[Extracted data entries]
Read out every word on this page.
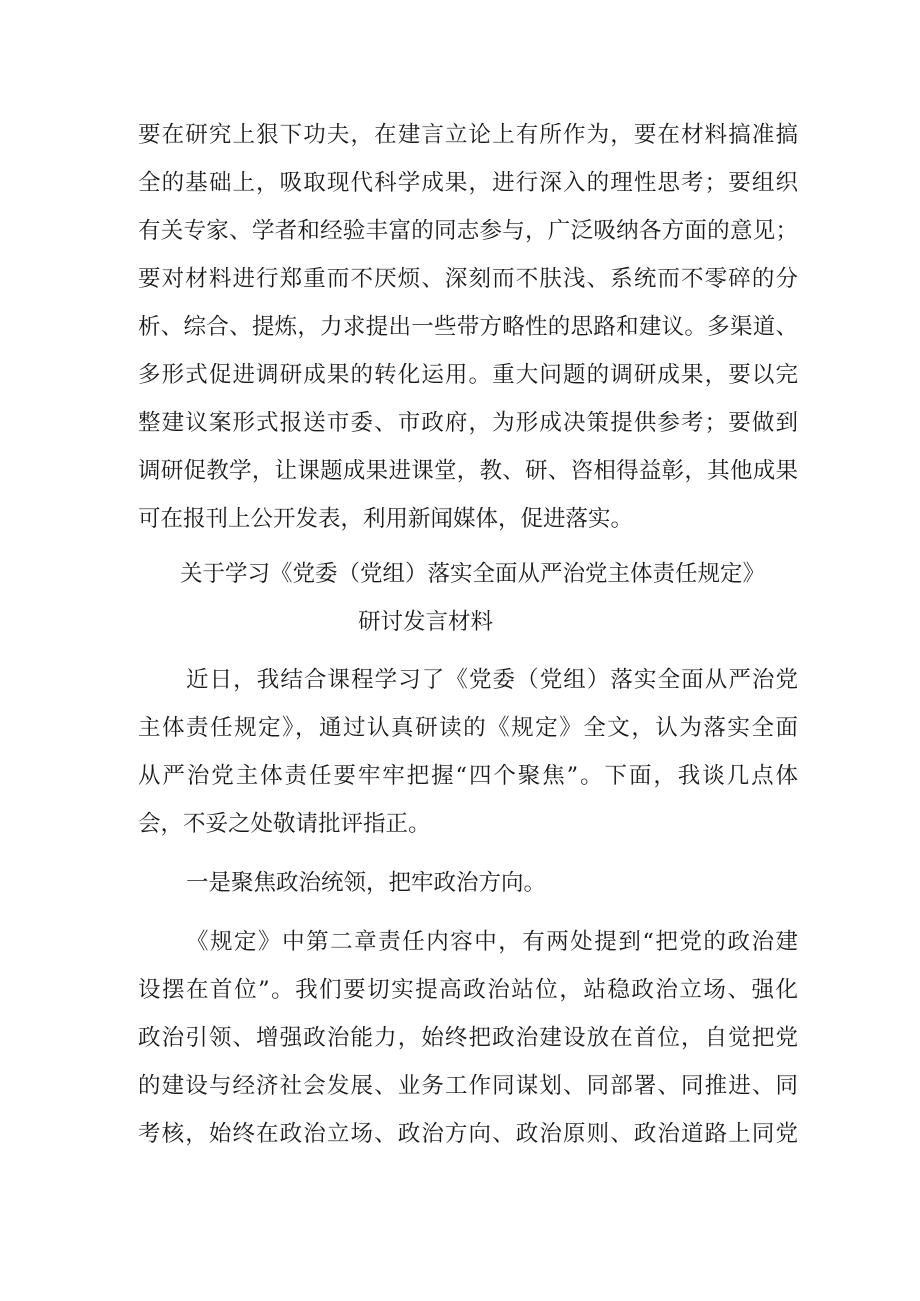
要在研究上狠下功夫，在建言立论上有所作为，要在材料搞准搞
全的基础上，吸取现代科学成果，进行深入的理性思考；要组织
有关专家、学者和经验丰富的同志参与，广泛吸纳各方面的意见；
要对材料进行郑重而不厌烦、深刻而不肤浅、系统而不零碎的分
析、综合、提炼，力求提出一些带方略性的思路和建议。多渠道、
多形式促进调研成果的转化运用。重大问题的调研成果，要以完
整建议案形式报送市委、市政府，为形成决策提供参考；要做到
调研促教学，让课题成果进课堂，教、研、咨相得益彰，其他成果
可在报刊上公开发表，利用新闻媒体，促进落实。
关于学习《党委（党组）落实全面从严治党主体责任规定》
研讨发言材料
近日，我结合课程学习了《党委（党组）落实全面从严治党
主体责任规定》，通过认真研读的《规定》全文，认为落实全面
从严治党主体责任要牢牢把握“四个聚焦”。下面，我谈几点体
会，不妥之处敬请批评指正。
一是聚焦政治统领，把牢政治方向。
《规定》中第二章责任内容中，有两处提到“把党的政治建
设摆在首位”。我们要切实提高政治站位，站稳政治立场、强化
政治引领、增强政治能力，始终把政治建设放在首位，自觉把党
的建设与经济社会发展、业务工作同谋划、同部署、同推进、同
考核，始终在政治立场、政治方向、政治原则、政治道路上同党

_GIVEN TASK_
Retype the entries word for word. Omit any images.

_RIGHT ANSWER_
Read out every word on this page.
要在研究上狠下功夫，在建言立论上有所作为，要在材料搞准搞
全的基础上，吸取现代科学成果，进行深入的理性思考；要组织
有关专家、学者和经验丰富的同志参与，广泛吸纳各方面的意见；
要对材料进行郑重而不厌烦、深刻而不肤浅、系统而不零碎的分
析、综合、提炼，力求提出一些带方略性的思路和建议。多渠道、
多形式促进调研成果的转化运用。重大问题的调研成果，要以完
整建议案形式报送市委、市政府，为形成决策提供参考；要做到
调研促教学，让课题成果进课堂，教、研、咨相得益彰，其他成果
可在报刊上公开发表，利用新闻媒体，促进落实。
关于学习《党委（党组）落实全面从严治党主体责任规定》
研讨发言材料
近日，我结合课程学习了《党委（党组）落实全面从严治党
主体责任规定》，通过认真研读的《规定》全文，认为落实全面
从严治党主体责任要牢牢把握“四个聚焦”。下面，我谈几点体
会，不妥之处敬请批评指正。
一是聚焦政治统领，把牢政治方向。
《规定》中第二章责任内容中，有两处提到“把党的政治建
设摆在首位”。我们要切实提高政治站位，站稳政治立场、强化
政治引领、增强政治能力，始终把政治建设放在首位，自觉把党
的建设与经济社会发展、业务工作同谋划、同部署、同推进、同
考核，始终在政治立场、政治方向、政治原则、政治道路上同党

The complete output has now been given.